▶ PROBLEM STATEMENT:
Copy each line that contains the string "screenshot".

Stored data
■ ■ ■ ■ ■ ■ ■

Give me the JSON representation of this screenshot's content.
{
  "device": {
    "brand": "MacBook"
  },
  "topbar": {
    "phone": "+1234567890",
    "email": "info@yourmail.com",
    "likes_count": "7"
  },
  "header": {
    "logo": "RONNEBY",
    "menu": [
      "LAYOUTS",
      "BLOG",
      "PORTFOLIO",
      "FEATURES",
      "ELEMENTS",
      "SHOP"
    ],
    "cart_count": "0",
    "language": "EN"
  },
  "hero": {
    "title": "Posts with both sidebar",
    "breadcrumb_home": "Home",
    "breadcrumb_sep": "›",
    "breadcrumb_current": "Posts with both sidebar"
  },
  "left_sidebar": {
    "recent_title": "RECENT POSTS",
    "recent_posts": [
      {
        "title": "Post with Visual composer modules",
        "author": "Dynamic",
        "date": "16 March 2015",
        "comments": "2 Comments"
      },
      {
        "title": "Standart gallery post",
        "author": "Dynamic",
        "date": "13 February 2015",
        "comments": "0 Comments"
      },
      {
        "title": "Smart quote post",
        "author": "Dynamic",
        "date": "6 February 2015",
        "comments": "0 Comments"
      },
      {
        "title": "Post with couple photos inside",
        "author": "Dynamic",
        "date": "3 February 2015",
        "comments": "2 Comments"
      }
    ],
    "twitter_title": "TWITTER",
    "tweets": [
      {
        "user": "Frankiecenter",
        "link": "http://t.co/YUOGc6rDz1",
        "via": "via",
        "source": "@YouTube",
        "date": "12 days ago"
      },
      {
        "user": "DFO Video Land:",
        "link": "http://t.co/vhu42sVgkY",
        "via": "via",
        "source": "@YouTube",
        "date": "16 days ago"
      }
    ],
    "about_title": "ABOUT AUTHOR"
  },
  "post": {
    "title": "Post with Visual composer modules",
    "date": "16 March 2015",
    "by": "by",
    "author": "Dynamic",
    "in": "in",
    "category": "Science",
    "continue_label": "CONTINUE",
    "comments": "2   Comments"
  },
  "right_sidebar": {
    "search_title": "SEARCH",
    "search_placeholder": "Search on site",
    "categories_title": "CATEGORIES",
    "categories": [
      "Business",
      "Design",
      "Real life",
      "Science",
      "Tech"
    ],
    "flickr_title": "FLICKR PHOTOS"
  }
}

■ ■ ■ ■ ■ ■ ■

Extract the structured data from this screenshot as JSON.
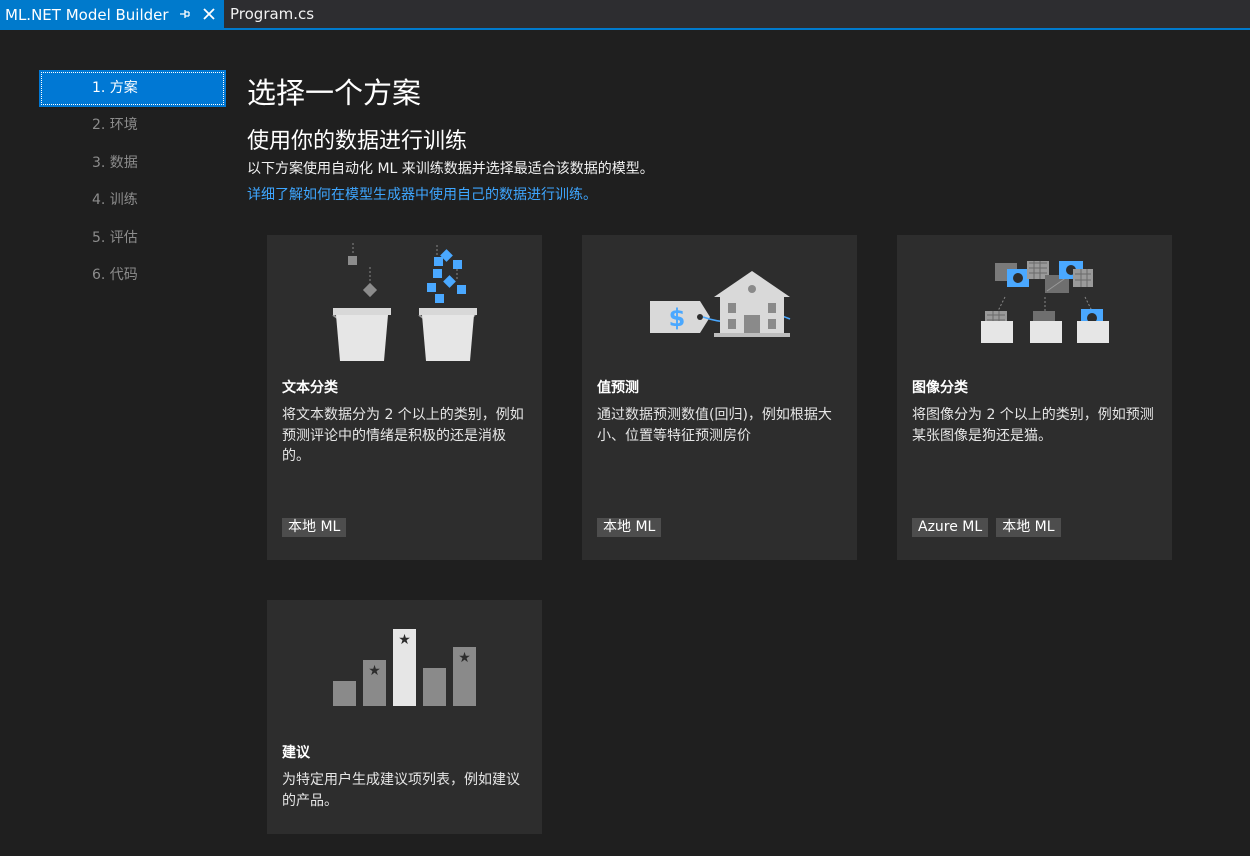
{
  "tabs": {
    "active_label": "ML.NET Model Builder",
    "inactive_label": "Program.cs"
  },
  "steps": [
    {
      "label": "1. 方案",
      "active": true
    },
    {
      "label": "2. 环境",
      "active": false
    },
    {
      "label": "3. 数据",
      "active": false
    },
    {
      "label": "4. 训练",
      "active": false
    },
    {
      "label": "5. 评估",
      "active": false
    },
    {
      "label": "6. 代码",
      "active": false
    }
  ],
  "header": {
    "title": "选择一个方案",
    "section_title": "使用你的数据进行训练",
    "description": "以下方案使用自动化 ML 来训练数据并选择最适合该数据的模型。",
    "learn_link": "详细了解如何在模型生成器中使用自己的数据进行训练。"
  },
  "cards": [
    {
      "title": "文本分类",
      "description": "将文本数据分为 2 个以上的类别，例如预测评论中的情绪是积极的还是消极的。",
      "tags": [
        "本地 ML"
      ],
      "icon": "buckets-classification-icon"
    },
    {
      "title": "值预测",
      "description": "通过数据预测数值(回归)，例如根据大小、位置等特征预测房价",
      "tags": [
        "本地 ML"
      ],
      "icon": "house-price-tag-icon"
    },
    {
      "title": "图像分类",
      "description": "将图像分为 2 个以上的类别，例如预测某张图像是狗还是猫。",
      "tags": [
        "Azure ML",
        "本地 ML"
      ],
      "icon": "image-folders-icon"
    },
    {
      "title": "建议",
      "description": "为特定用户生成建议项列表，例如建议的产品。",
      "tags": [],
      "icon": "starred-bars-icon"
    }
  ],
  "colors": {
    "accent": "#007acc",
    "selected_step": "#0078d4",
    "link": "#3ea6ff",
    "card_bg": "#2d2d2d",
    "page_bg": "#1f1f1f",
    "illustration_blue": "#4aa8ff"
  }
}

■ ■ ■ ■ ■ ■ ■

▶ EXERCISE RESPONSE:
Give me the JSON representation of this screenshot's content.
Extract the structured data from this screenshot as JSON.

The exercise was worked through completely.